<<<<

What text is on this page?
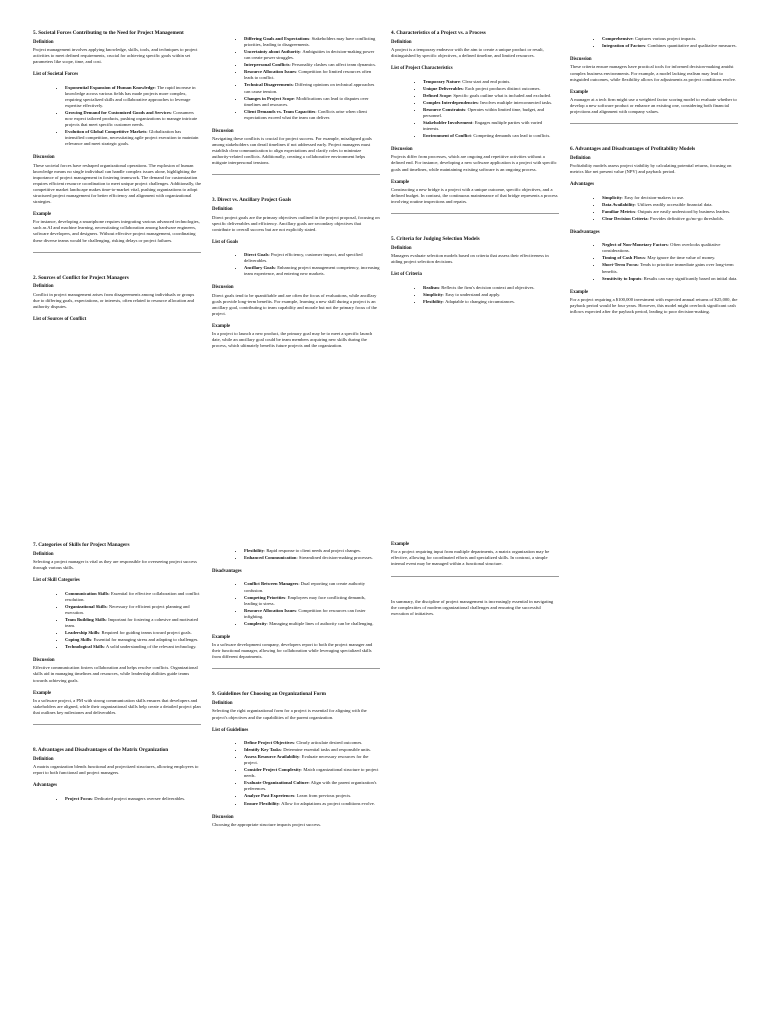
5. Societal Forces Contributing to the Need for Project Management
Definition

Project management involves applying knowledge, skills, tools, and techniques to project activities to meet defined requirements, crucial for achieving specific goals within set parameters like scope, time, and cost.

List of Societal Forces
• Exponential Expansion of Human Knowledge: The rapid increase in knowledge across various fields has made projects more complex, requiring specialized skills and collaborative approaches to leverage expertise effectively.
• Growing Demand for Customized Goods and Services: Consumers now expect tailored products, pushing organizations to manage intricate projects that meet specific customer needs.
• Evolution of Global Competitive Markets: Globalization has intensified competition, necessitating agile project execution to maintain relevance and meet strategic goals.
Discussion

These societal forces have reshaped organizational operations. The explosion of human knowledge means no single individual can handle complex issues alone, highlighting the importance of project management in fostering teamwork. The demand for customization requires efficient resource coordination to meet unique project challenges. Additionally, the competitive market landscape makes time-to-market vital, pushing organizations to adopt structured project management for better efficiency and alignment with organizational strategies.

Example

For instance, developing a smartphone requires integrating various advanced technologies, such as AI and machine learning, necessitating collaboration among hardware engineers, software developers, and designers. Without effective project management, coordinating these diverse teams would be challenging, risking delays or project failures.

2. Sources of Conflict for Project Managers
Definition

Conflict in project management arises from disagreements among individuals or groups due to differing goals, expectations, or interests, often related to resource allocation and authority disputes.

List of Sources of Conflict
• Differing Goals and Expectations: Stakeholders may have conflicting priorities, leading to disagreements.
• Uncertainty about Authority: Ambiguities in decision-making power can create power struggles.
• Interpersonal Conflicts: Personality clashes can affect team dynamics.
• Resource Allocation Issues: Competition for limited resources often leads to conflict.
• Technical Disagreements: Differing opinions on technical approaches can cause tension.
• Changes in Project Scope: Modifications can lead to disputes over timelines and resources.
• Client Demands vs. Team Capacities: Conflicts arise when client expectations exceed what the team can deliver.
Discussion

Navigating these conflicts is crucial for project success. For example, misaligned goals among stakeholders can derail timelines if not addressed early. Project managers must establish clear communication to align expectations and clarify roles to minimize authority-related conflicts. Additionally, creating a collaborative environment helps mitigate interpersonal tensions.

3. Direct vs. Ancillary Project Goals
Definition

Direct project goals are the primary objectives outlined in the project proposal, focusing on specific deliverables and efficiency. Ancillary goals are secondary objectives that contribute to overall success but are not explicitly stated.

List of Goals
• Direct Goals: Project efficiency, customer impact, and specified deliverables.
• Ancillary Goals: Enhancing project management competency, increasing team experience, and entering new markets.
Discussion

Direct goals tend to be quantifiable and are often the focus of evaluations, while ancillary goals provide long-term benefits. For example, learning a new skill during a project is an ancillary goal, contributing to team capability and morale but not the primary focus of the project.

Example

In a project to launch a new product, the primary goal may be to meet a specific launch date, while an ancillary goal could be team members acquiring new skills during the process, which ultimately benefits future projects and the organization.

4. Characteristics of a Project vs. a Process
Definition

A project is a temporary endeavor with the aim to create a unique product or result, distinguished by specific objectives, a defined timeline, and limited resources.

List of Project Characteristics
• Temporary Nature: Clear start and end points.
• Unique Deliverables: Each project produces distinct outcomes.
• Defined Scope: Specific goals outline what is included and excluded.
• Complex Interdependencies: Involves multiple interconnected tasks.
• Resource Constraints: Operates within limited time, budget, and personnel.
• Stakeholder Involvement: Engages multiple parties with varied interests.
• Environment of Conflict: Competing demands can lead to conflicts.
Discussion

Projects differ from processes, which are ongoing and repetitive activities without a defined end. For instance, developing a new software application is a project with specific goals and timelines, while maintaining existing software is an ongoing process.

Example

Constructing a new bridge is a project with a unique outcome, specific objectives, and a defined budget. In contrast, the continuous maintenance of that bridge represents a process involving routine inspections and repairs.

5. Criteria for Judging Selection Models
Definition

Managers evaluate selection models based on criteria that assess their effectiveness in aiding project selection decisions.

List of Criteria
• Realism: Reflects the firm's decision context and objectives.
• Simplicity: Easy to understand and apply.
• Flexibility: Adaptable to changing circumstances.
• Comprehensive: Captures various project impacts.
• Integration of Factors: Combines quantitative and qualitative measures.
Discussion

These criteria ensure managers have practical tools for informed decision-making amidst complex business environments. For example, a model lacking realism may lead to misguided outcomes, while flexibility allows for adjustments as project conditions evolve.

Example

A manager at a tech firm might use a weighted factor scoring model to evaluate whether to develop a new software product or enhance an existing one, considering both financial projections and alignment with company values.

6. Advantages and Disadvantages of Profitability Models
Definition

Profitability models assess project viability by calculating potential returns, focusing on metrics like net present value (NPV) and payback period.

Advantages
• Simplicity: Easy for decision-makers to use.
• Data Availability: Utilizes readily accessible financial data.
• Familiar Metrics: Outputs are easily understood by business leaders.
• Clear Decision Criteria: Provides definitive go/no-go thresholds.
Disadvantages
• Neglect of Non-Monetary Factors: Often overlooks qualitative considerations.
• Timing of Cash Flows: May ignore the time value of money.
• Short-Term Focus: Tends to prioritize immediate gains over long-term benefits.
• Sensitivity to Inputs: Results can vary significantly based on initial data.
Example

For a project requiring a $100,000 investment with expected annual returns of $25,000, the payback period would be four years. However, this model might overlook significant cash inflows expected after the payback period, leading to poor decision-making.

7. Categories of Skills for Project Managers
Definition

Selecting a project manager is vital as they are responsible for overseeing project success through various skills.

List of Skill Categories
• Communication Skills: Essential for effective collaboration and conflict resolution.
• Organizational Skills: Necessary for efficient project planning and execution.
• Team Building Skills: Important for fostering a cohesive and motivated team.
• Leadership Skills: Required for guiding teams toward project goals.
• Coping Skills: Essential for managing stress and adapting to challenges.
• Technological Skills: A solid understanding of the relevant technology.
Discussion

Effective communication fosters collaboration and helps resolve conflicts. Organizational skills aid in managing timelines and resources, while leadership abilities guide teams towards achieving goals.

Example

In a software project, a PM with strong communication skills ensures that developers and stakeholders are aligned, while their organizational skills help create a detailed project plan that outlines key milestones and deliverables.

8. Advantages and Disadvantages of the Matrix Organization
Definition

A matrix organization blends functional and projectized structures, allowing employees to report to both functional and project managers.

Advantages
• Project Focus: Dedicated project managers oversee deliverables.
• Flexibility: Rapid response to client needs and project changes.
• Enhanced Communication: Streamlined decision-making processes.
Disadvantages
• Conflict Between Managers: Dual reporting can create authority confusion.
• Competing Priorities: Employees may face conflicting demands, leading to stress.
• Resource Allocation Issues: Competition for resources can foster infighting.
• Complexity: Managing multiple lines of authority can be challenging.
Example

In a software development company, developers report to both the project manager and their functional manager, allowing for collaboration while leveraging specialized skills from different departments.

9. Guidelines for Choosing an Organizational Form
Definition

Selecting the right organizational form for a project is essential for aligning with the project's objectives and the capabilities of the parent organization.

List of Guidelines
• Define Project Objectives: Clearly articulate desired outcomes.
• Identify Key Tasks: Determine essential tasks and responsible units.
• Assess Resource Availability: Evaluate necessary resources for the project.
• Consider Project Complexity: Match organizational structure to project needs.
• Evaluate Organizational Culture: Align with the parent organization's preferences.
• Analyze Past Experiences: Learn from previous projects.
• Ensure Flexibility: Allow for adaptations as project conditions evolve.
Discussion

Choosing the appropriate structure impacts project success.

Example

For a project requiring input from multiple departments, a matrix organization may be effective, allowing for coordinated efforts and specialized skills. In contrast, a simple internal event may be managed within a functional structure.

In summary, the discipline of project management is increasingly essential in navigating the complexities of modern organizational challenges and ensuring the successful execution of initiatives.
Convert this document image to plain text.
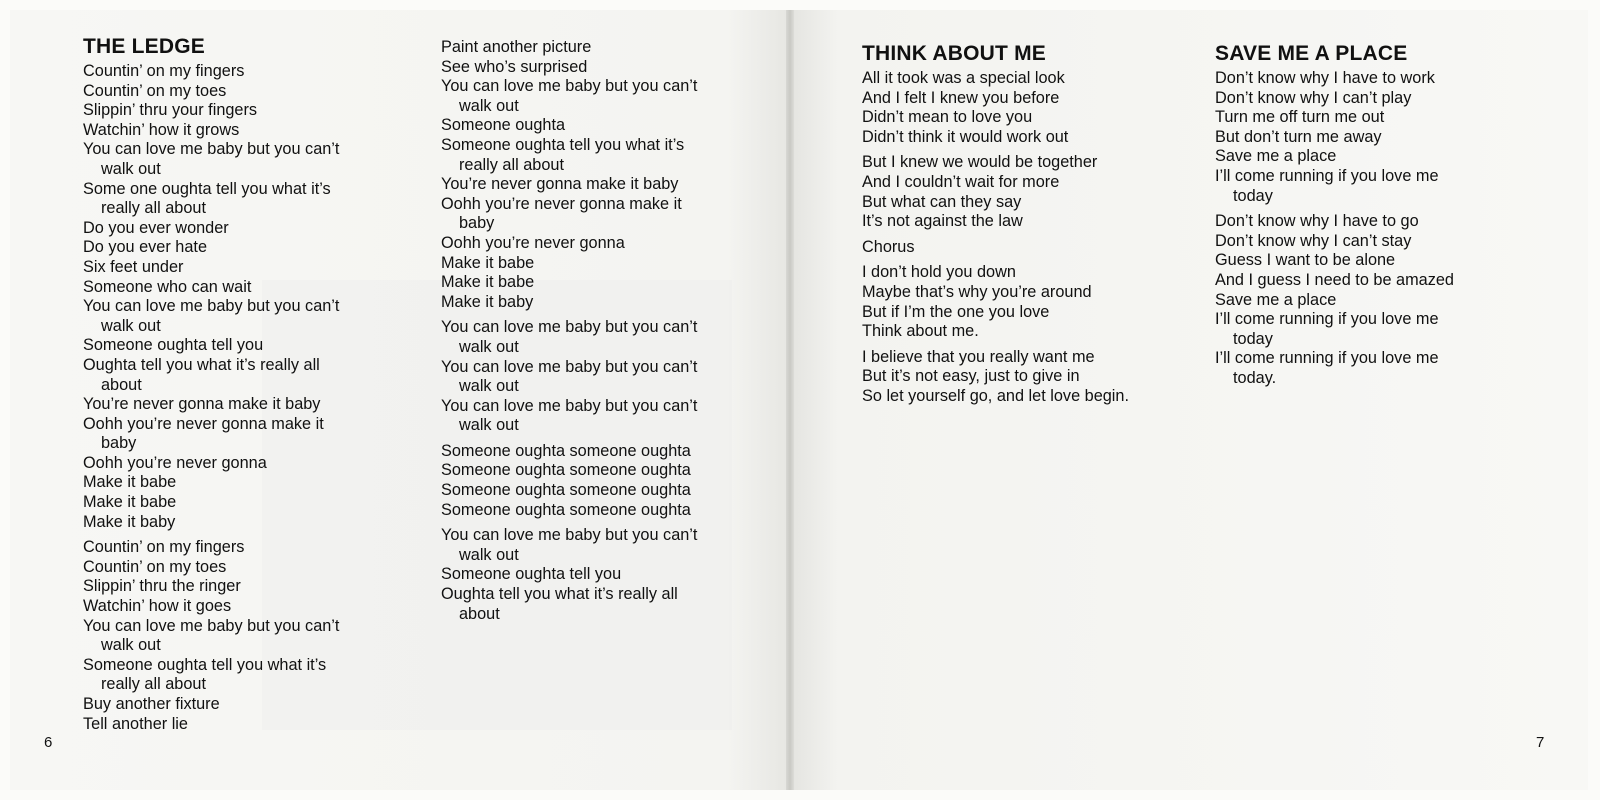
THE LEDGE
Countin’ on my fingers
Countin’ on my toes
Slippin’ thru your fingers
Watchin’ how it grows
You can love me baby but you can’t
walk out
Some one oughta tell you what it’s
really all about
Do you ever wonder
Do you ever hate
Six feet under
Someone who can wait
You can love me baby but you can’t
walk out
Someone oughta tell you
Oughta tell you what it’s really all
about
You’re never gonna make it baby
Oohh you’re never gonna make it
baby
Oohh you’re never gonna
Make it babe
Make it babe
Make it baby
Countin’ on my fingers
Countin’ on my toes
Slippin’ thru the ringer
Watchin’ how it goes
You can love me baby but you can’t
walk out
Someone oughta tell you what it’s
really all about
Buy another fixture
Tell another lie
Paint another picture
See who’s surprised
You can love me baby but you can’t
walk out
Someone oughta
Someone oughta tell you what it’s
really all about
You’re never gonna make it baby
Oohh you’re never gonna make it
baby
Oohh you’re never gonna
Make it babe
Make it babe
Make it baby
You can love me baby but you can’t
walk out
You can love me baby but you can’t
walk out
You can love me baby but you can’t
walk out
Someone oughta someone oughta
Someone oughta someone oughta
Someone oughta someone oughta
Someone oughta someone oughta
You can love me baby but you can’t
walk out
Someone oughta tell you
Oughta tell you what it’s really all
about
6
THINK ABOUT ME
All it took was a special look
And I felt I knew you before
Didn’t mean to love you
Didn’t think it would work out
But I knew we would be together
And I couldn’t wait for more
But what can they say
It’s not against the law
Chorus
I don’t hold you down
Maybe that’s why you’re around
But if I’m the one you love
Think about me.
I believe that you really want me
But it’s not easy, just to give in
So let yourself go, and let love begin.
SAVE ME A PLACE
Don’t know why I have to work
Don’t know why I can’t play
Turn me off turn me out
But don’t turn me away
Save me a place
I’ll come running if you love me
today
Don’t know why I have to go
Don’t know why I can’t stay
Guess I want to be alone
And I guess I need to be amazed
Save me a place
I’ll come running if you love me
today
I’ll come running if you love me
today.
7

>>>>

Copy every line above in which the string "wait" shows up.

Someone who can wait
And I couldn’t wait for more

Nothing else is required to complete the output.